## What is required
Search the listing below for the string "affiliatetheme" and copy every line where it occurs.

## Data supplied
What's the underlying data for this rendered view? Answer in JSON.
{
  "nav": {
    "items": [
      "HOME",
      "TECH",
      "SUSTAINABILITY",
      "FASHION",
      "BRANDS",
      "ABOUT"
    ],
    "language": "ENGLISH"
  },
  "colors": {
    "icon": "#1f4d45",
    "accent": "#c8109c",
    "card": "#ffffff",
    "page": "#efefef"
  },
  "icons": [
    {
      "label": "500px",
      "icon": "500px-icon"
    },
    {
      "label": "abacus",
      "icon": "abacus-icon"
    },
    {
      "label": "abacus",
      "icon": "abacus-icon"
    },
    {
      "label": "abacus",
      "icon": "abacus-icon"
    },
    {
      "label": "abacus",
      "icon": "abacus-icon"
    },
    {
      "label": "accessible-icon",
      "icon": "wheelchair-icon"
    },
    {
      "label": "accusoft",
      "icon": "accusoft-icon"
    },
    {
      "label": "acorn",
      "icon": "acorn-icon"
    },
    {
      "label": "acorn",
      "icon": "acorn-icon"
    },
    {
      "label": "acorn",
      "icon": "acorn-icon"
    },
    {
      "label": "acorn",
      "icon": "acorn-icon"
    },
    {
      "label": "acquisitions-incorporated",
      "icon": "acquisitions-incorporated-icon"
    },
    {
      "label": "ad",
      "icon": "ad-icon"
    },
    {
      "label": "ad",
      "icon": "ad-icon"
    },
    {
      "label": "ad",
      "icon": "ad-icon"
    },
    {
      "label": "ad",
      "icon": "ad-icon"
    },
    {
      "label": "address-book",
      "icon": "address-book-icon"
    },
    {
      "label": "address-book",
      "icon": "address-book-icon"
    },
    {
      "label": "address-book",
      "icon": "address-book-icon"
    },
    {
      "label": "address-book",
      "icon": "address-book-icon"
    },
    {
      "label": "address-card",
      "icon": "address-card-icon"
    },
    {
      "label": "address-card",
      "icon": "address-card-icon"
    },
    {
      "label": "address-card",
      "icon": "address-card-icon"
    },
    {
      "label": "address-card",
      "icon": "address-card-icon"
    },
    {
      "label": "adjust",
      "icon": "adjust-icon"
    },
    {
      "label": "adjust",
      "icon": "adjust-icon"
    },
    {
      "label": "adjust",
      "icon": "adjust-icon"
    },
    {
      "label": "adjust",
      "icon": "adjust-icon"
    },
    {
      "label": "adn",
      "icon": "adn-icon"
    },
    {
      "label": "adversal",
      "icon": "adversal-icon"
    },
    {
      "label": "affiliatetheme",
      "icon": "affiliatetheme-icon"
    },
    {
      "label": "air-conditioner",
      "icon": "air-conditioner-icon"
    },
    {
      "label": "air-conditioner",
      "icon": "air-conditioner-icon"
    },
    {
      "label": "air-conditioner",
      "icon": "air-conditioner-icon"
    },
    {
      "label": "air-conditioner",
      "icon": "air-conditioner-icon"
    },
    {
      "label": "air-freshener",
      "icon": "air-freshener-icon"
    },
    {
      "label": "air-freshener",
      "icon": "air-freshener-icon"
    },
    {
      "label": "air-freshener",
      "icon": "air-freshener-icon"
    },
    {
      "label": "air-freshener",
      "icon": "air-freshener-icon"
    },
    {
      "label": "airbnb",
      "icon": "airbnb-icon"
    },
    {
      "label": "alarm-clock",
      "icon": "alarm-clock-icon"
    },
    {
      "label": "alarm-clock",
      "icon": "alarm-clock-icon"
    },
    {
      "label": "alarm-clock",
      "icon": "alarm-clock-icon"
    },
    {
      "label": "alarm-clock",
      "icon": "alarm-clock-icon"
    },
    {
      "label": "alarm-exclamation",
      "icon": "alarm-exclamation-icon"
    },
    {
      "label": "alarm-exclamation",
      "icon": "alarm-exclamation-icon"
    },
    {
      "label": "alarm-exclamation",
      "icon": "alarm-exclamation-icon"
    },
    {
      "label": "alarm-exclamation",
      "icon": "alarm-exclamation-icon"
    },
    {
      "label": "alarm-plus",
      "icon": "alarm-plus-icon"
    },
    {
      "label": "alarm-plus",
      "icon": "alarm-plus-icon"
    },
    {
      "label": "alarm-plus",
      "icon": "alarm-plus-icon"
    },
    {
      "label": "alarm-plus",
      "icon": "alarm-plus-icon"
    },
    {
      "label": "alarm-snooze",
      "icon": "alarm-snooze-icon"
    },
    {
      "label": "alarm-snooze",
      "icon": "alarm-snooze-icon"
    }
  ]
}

## Result of the exercise
      "label": "affiliatetheme",
      "icon": "affiliatetheme-icon"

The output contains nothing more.